#### Exercise requirements:
Would you transcribe all of the data exactly, down to the last character?

── Dataset

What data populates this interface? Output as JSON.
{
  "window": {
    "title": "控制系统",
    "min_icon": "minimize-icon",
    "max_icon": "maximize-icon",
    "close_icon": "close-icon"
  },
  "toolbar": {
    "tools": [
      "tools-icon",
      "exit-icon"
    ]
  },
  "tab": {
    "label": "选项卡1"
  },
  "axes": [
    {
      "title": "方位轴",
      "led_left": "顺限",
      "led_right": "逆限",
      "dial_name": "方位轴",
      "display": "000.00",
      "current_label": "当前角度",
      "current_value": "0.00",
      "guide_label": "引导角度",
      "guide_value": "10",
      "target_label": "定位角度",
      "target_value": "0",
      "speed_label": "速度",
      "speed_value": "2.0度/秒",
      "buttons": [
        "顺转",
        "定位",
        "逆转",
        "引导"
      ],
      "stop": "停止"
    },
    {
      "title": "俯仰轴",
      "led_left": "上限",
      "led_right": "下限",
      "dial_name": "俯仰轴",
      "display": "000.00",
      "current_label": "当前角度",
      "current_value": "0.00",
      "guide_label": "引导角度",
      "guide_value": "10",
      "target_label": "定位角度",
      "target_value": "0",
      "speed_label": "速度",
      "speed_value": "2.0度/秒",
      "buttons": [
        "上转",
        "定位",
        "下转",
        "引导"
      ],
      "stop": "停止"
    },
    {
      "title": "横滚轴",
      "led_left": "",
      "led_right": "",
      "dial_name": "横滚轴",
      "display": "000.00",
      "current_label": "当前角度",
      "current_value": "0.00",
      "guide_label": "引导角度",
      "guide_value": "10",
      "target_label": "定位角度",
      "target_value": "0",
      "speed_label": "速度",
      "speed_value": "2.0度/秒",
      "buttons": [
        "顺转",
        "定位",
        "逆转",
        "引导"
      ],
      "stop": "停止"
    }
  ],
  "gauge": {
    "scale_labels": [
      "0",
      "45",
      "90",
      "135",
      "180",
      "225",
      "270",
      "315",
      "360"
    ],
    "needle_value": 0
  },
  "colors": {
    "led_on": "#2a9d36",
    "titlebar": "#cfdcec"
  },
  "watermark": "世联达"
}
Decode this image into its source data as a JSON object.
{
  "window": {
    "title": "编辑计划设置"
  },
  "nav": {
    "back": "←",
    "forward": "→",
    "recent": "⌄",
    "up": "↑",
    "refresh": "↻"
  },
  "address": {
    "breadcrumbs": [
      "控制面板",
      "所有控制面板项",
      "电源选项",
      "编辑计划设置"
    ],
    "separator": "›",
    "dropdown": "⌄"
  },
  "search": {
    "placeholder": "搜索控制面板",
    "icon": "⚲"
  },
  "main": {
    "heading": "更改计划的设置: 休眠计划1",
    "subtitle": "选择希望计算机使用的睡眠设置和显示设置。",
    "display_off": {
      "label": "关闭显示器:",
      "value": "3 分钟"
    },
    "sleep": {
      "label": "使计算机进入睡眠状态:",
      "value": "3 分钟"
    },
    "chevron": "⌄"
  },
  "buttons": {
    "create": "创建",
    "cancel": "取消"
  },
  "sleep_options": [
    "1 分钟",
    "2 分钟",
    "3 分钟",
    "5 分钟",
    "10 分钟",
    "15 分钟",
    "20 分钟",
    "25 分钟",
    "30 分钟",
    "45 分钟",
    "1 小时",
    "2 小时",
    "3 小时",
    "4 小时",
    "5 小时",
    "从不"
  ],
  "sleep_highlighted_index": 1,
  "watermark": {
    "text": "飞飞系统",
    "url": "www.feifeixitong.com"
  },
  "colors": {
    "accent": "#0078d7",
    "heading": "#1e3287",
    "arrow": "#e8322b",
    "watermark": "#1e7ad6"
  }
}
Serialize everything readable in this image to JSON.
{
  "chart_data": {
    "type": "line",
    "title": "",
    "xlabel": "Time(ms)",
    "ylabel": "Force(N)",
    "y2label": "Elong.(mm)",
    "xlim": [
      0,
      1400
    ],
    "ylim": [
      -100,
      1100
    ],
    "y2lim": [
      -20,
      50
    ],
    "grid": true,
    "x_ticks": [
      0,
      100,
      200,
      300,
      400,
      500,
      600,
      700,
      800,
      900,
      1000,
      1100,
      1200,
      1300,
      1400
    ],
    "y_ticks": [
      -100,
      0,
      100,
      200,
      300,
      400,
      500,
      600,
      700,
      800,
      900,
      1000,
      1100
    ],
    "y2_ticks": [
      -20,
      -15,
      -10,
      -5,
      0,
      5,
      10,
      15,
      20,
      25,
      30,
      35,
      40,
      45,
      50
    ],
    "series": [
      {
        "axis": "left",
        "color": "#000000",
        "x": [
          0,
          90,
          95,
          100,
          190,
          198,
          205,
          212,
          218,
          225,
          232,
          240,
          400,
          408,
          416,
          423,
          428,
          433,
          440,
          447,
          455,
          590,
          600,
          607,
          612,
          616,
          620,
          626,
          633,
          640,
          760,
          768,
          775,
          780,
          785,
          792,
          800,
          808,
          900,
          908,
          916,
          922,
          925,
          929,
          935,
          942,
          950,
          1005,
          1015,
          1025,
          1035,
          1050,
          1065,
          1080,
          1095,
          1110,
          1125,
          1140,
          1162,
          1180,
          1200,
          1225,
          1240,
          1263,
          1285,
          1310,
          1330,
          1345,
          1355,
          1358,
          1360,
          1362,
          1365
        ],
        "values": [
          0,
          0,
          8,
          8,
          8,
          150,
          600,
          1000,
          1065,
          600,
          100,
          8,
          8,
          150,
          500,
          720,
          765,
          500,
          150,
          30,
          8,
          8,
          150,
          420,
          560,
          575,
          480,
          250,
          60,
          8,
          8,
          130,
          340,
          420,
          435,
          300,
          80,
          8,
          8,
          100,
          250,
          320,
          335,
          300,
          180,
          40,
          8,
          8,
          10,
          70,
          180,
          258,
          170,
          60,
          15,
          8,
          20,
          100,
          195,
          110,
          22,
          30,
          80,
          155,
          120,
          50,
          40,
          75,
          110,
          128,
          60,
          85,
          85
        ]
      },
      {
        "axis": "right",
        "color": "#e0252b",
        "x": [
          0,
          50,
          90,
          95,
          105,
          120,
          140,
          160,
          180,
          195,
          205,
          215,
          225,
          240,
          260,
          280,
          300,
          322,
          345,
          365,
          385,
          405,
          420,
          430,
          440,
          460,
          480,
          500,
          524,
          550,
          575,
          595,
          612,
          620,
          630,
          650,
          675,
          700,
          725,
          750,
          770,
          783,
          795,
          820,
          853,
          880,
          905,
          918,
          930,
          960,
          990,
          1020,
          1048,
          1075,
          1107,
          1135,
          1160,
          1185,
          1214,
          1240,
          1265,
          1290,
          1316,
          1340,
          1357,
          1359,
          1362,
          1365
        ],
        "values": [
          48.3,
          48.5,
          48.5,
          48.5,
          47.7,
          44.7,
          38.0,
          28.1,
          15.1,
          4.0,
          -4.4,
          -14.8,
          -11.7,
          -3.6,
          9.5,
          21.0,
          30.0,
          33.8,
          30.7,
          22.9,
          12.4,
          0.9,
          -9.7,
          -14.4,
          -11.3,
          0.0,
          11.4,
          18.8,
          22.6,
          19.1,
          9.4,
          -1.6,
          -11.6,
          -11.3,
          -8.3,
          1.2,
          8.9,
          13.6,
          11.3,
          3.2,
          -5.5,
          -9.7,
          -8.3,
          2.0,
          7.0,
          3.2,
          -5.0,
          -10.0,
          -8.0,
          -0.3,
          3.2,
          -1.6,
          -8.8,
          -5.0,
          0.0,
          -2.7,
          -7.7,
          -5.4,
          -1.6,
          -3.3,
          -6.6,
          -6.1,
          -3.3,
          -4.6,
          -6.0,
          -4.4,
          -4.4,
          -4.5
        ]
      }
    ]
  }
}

────

#### Response:
What data populates this interface? Output as JSON.
{
  "window": {
    "title": "控制系统",
    "min_icon": "minimize-icon",
    "max_icon": "maximize-icon",
    "close_icon": "close-icon"
  },
  "toolbar": {
    "tools": [
      "tools-icon",
      "exit-icon"
    ]
  },
  "tab": {
    "label": "选项卡1"
  },
  "axes": [
    {
      "title": "方位轴",
      "led_left": "顺限",
      "led_right": "逆限",
      "dial_name": "方位轴",
      "display": "000.00",
      "current_label": "当前角度",
      "current_value": "0.00",
      "guide_label": "引导角度",
      "guide_value": "10",
      "target_label": "定位角度",
      "target_value": "0",
      "speed_label": "速度",
      "speed_value": "2.0度/秒",
      "buttons": [
        "顺转",
        "定位",
        "逆转",
        "引导"
      ],
      "stop": "停止"
    },
    {
      "title": "俯仰轴",
      "led_left": "上限",
      "led_right": "下限",
      "dial_name": "俯仰轴",
      "display": "000.00",
      "current_label": "当前角度",
      "current_value": "0.00",
      "guide_label": "引导角度",
      "guide_value": "10",
      "target_label": "定位角度",
      "target_value": "0",
      "speed_label": "速度",
      "speed_value": "2.0度/秒",
      "buttons": [
        "上转",
        "定位",
        "下转",
        "引导"
      ],
      "stop": "停止"
    },
    {
      "title": "横滚轴",
      "led_left": "",
      "led_right": "",
      "dial_name": "横滚轴",
      "display": "000.00",
      "current_label": "当前角度",
      "current_value": "0.00",
      "guide_label": "引导角度",
      "guide_value": "10",
      "target_label": "定位角度",
      "target_value": "0",
      "speed_label": "速度",
      "speed_value": "2.0度/秒",
      "buttons": [
        "顺转",
        "定位",
        "逆转",
        "引导"
      ],
      "stop": "停止"
    }
  ],
  "gauge": {
    "scale_labels": [
      "0",
      "45",
      "90",
      "135",
      "180",
      "225",
      "270",
      "315",
      "360"
    ],
    "needle_value": 0
  },
  "colors": {
    "led_on": "#2a9d36",
    "titlebar": "#cfdcec"
  },
  "watermark": "世联达"
}
Decode this image into its source data as a JSON object.
{
  "window": {
    "title": "编辑计划设置"
  },
  "nav": {
    "back": "←",
    "forward": "→",
    "recent": "⌄",
    "up": "↑",
    "refresh": "↻"
  },
  "address": {
    "breadcrumbs": [
      "控制面板",
      "所有控制面板项",
      "电源选项",
      "编辑计划设置"
    ],
    "separator": "›",
    "dropdown": "⌄"
  },
  "search": {
    "placeholder": "搜索控制面板",
    "icon": "⚲"
  },
  "main": {
    "heading": "更改计划的设置: 休眠计划1",
    "subtitle": "选择希望计算机使用的睡眠设置和显示设置。",
    "display_off": {
      "label": "关闭显示器:",
      "value": "3 分钟"
    },
    "sleep": {
      "label": "使计算机进入睡眠状态:",
      "value": "3 分钟"
    },
    "chevron": "⌄"
  },
  "buttons": {
    "create": "创建",
    "cancel": "取消"
  },
  "sleep_options": [
    "1 分钟",
    "2 分钟",
    "3 分钟",
    "5 分钟",
    "10 分钟",
    "15 分钟",
    "20 分钟",
    "25 分钟",
    "30 分钟",
    "45 分钟",
    "1 小时",
    "2 小时",
    "3 小时",
    "4 小时",
    "5 小时",
    "从不"
  ],
  "sleep_highlighted_index": 1,
  "watermark": {
    "text": "飞飞系统",
    "url": "www.feifeixitong.com"
  },
  "colors": {
    "accent": "#0078d7",
    "heading": "#1e3287",
    "arrow": "#e8322b",
    "watermark": "#1e7ad6"
  }
}
Serialize everything readable in this image to JSON.
{
  "chart_data": {
    "type": "line",
    "title": "",
    "xlabel": "Time(ms)",
    "ylabel": "Force(N)",
    "y2label": "Elong.(mm)",
    "xlim": [
      0,
      1400
    ],
    "ylim": [
      -100,
      1100
    ],
    "y2lim": [
      -20,
      50
    ],
    "grid": true,
    "x_ticks": [
      0,
      100,
      200,
      300,
      400,
      500,
      600,
      700,
      800,
      900,
      1000,
      1100,
      1200,
      1300,
      1400
    ],
    "y_ticks": [
      -100,
      0,
      100,
      200,
      300,
      400,
      500,
      600,
      700,
      800,
      900,
      1000,
      1100
    ],
    "y2_ticks": [
      -20,
      -15,
      -10,
      -5,
      0,
      5,
      10,
      15,
      20,
      25,
      30,
      35,
      40,
      45,
      50
    ],
    "series": [
      {
        "axis": "left",
        "color": "#000000",
        "x": [
          0,
          90,
          95,
          100,
          190,
          198,
          205,
          212,
          218,
          225,
          232,
          240,
          400,
          408,
          416,
          423,
          428,
          433,
          440,
          447,
          455,
          590,
          600,
          607,
          612,
          616,
          620,
          626,
          633,
          640,
          760,
          768,
          775,
          780,
          785,
          792,
          800,
          808,
          900,
          908,
          916,
          922,
          925,
          929,
          935,
          942,
          950,
          1005,
          1015,
          1025,
          1035,
          1050,
          1065,
          1080,
          1095,
          1110,
          1125,
          1140,
          1162,
          1180,
          1200,
          1225,
          1240,
          1263,
          1285,
          1310,
          1330,
          1345,
          1355,
          1358,
          1360,
          1362,
          1365
        ],
        "values": [
          0,
          0,
          8,
          8,
          8,
          150,
          600,
          1000,
          1065,
          600,
          100,
          8,
          8,
          150,
          500,
          720,
          765,
          500,
          150,
          30,
          8,
          8,
          150,
          420,
          560,
          575,
          480,
          250,
          60,
          8,
          8,
          130,
          340,
          420,
          435,
          300,
          80,
          8,
          8,
          100,
          250,
          320,
          335,
          300,
          180,
          40,
          8,
          8,
          10,
          70,
          180,
          258,
          170,
          60,
          15,
          8,
          20,
          100,
          195,
          110,
          22,
          30,
          80,
          155,
          120,
          50,
          40,
          75,
          110,
          128,
          60,
          85,
          85
        ]
      },
      {
        "axis": "right",
        "color": "#e0252b",
        "x": [
          0,
          50,
          90,
          95,
          105,
          120,
          140,
          160,
          180,
          195,
          205,
          215,
          225,
          240,
          260,
          280,
          300,
          322,
          345,
          365,
          385,
          405,
          420,
          430,
          440,
          460,
          480,
          500,
          524,
          550,
          575,
          595,
          612,
          620,
          630,
          650,
          675,
          700,
          725,
          750,
          770,
          783,
          795,
          820,
          853,
          880,
          905,
          918,
          930,
          960,
          990,
          1020,
          1048,
          1075,
          1107,
          1135,
          1160,
          1185,
          1214,
          1240,
          1265,
          1290,
          1316,
          1340,
          1357,
          1359,
          1362,
          1365
        ],
        "values": [
          48.3,
          48.5,
          48.5,
          48.5,
          47.7,
          44.7,
          38.0,
          28.1,
          15.1,
          4.0,
          -4.4,
          -14.8,
          -11.7,
          -3.6,
          9.5,
          21.0,
          30.0,
          33.8,
          30.7,
          22.9,
          12.4,
          0.9,
          -9.7,
          -14.4,
          -11.3,
          0.0,
          11.4,
          18.8,
          22.6,
          19.1,
          9.4,
          -1.6,
          -11.6,
          -11.3,
          -8.3,
          1.2,
          8.9,
          13.6,
          11.3,
          3.2,
          -5.5,
          -9.7,
          -8.3,
          2.0,
          7.0,
          3.2,
          -5.0,
          -10.0,
          -8.0,
          -0.3,
          3.2,
          -1.6,
          -8.8,
          -5.0,
          0.0,
          -2.7,
          -7.7,
          -5.4,
          -1.6,
          -3.3,
          -6.6,
          -6.1,
          -3.3,
          -4.6,
          -6.0,
          -4.4,
          -4.4,
          -4.5
        ]
      }
    ]
  }
}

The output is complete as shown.